§ Prompt
Type out the material below exactly.

§ Data shown
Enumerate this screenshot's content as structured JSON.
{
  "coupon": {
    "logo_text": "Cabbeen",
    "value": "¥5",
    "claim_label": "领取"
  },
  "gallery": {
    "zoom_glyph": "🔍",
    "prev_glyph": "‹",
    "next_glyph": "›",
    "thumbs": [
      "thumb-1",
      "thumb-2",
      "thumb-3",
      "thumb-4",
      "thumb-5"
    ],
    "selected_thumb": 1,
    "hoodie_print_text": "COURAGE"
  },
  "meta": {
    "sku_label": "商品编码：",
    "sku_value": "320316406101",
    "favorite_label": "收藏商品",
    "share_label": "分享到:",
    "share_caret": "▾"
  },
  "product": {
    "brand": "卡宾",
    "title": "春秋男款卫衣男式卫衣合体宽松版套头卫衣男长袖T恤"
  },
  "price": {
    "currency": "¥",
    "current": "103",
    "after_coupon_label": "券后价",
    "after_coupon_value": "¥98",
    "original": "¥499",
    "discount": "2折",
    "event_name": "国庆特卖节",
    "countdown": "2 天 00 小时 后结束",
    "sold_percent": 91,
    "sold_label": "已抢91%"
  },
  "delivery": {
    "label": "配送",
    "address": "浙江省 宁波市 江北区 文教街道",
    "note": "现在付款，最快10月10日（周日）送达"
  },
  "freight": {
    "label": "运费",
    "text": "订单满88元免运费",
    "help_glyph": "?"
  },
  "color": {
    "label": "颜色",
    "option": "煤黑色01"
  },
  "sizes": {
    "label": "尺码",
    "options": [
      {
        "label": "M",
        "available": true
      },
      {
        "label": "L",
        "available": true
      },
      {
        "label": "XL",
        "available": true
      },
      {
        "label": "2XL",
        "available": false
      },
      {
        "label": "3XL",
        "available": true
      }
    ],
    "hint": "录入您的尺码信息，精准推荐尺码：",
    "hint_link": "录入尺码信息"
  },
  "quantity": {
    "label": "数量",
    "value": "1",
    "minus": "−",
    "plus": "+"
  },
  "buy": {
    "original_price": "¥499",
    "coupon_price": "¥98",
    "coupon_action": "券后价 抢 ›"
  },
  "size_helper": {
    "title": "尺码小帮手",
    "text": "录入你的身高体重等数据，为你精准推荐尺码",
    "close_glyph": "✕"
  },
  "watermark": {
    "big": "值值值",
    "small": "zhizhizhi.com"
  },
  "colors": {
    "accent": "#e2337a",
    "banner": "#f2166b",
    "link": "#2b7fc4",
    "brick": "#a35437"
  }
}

§ Answer
Enumerate this screenshot's content as structured JSON.
{
  "coupon": {
    "logo_text": "Cabbeen",
    "value": "¥5",
    "claim_label": "领取"
  },
  "gallery": {
    "zoom_glyph": "🔍",
    "prev_glyph": "‹",
    "next_glyph": "›",
    "thumbs": [
      "thumb-1",
      "thumb-2",
      "thumb-3",
      "thumb-4",
      "thumb-5"
    ],
    "selected_thumb": 1,
    "hoodie_print_text": "COURAGE"
  },
  "meta": {
    "sku_label": "商品编码：",
    "sku_value": "320316406101",
    "favorite_label": "收藏商品",
    "share_label": "分享到:",
    "share_caret": "▾"
  },
  "product": {
    "brand": "卡宾",
    "title": "春秋男款卫衣男式卫衣合体宽松版套头卫衣男长袖T恤"
  },
  "price": {
    "currency": "¥",
    "current": "103",
    "after_coupon_label": "券后价",
    "after_coupon_value": "¥98",
    "original": "¥499",
    "discount": "2折",
    "event_name": "国庆特卖节",
    "countdown": "2 天 00 小时 后结束",
    "sold_percent": 91,
    "sold_label": "已抢91%"
  },
  "delivery": {
    "label": "配送",
    "address": "浙江省 宁波市 江北区 文教街道",
    "note": "现在付款，最快10月10日（周日）送达"
  },
  "freight": {
    "label": "运费",
    "text": "订单满88元免运费",
    "help_glyph": "?"
  },
  "color": {
    "label": "颜色",
    "option": "煤黑色01"
  },
  "sizes": {
    "label": "尺码",
    "options": [
      {
        "label": "M",
        "available": true
      },
      {
        "label": "L",
        "available": true
      },
      {
        "label": "XL",
        "available": true
      },
      {
        "label": "2XL",
        "available": false
      },
      {
        "label": "3XL",
        "available": true
      }
    ],
    "hint": "录入您的尺码信息，精准推荐尺码：",
    "hint_link": "录入尺码信息"
  },
  "quantity": {
    "label": "数量",
    "value": "1",
    "minus": "−",
    "plus": "+"
  },
  "buy": {
    "original_price": "¥499",
    "coupon_price": "¥98",
    "coupon_action": "券后价 抢 ›"
  },
  "size_helper": {
    "title": "尺码小帮手",
    "text": "录入你的身高体重等数据，为你精准推荐尺码",
    "close_glyph": "✕"
  },
  "watermark": {
    "big": "值值值",
    "small": "zhizhizhi.com"
  },
  "colors": {
    "accent": "#e2337a",
    "banner": "#f2166b",
    "link": "#2b7fc4",
    "brick": "#a35437"
  }
}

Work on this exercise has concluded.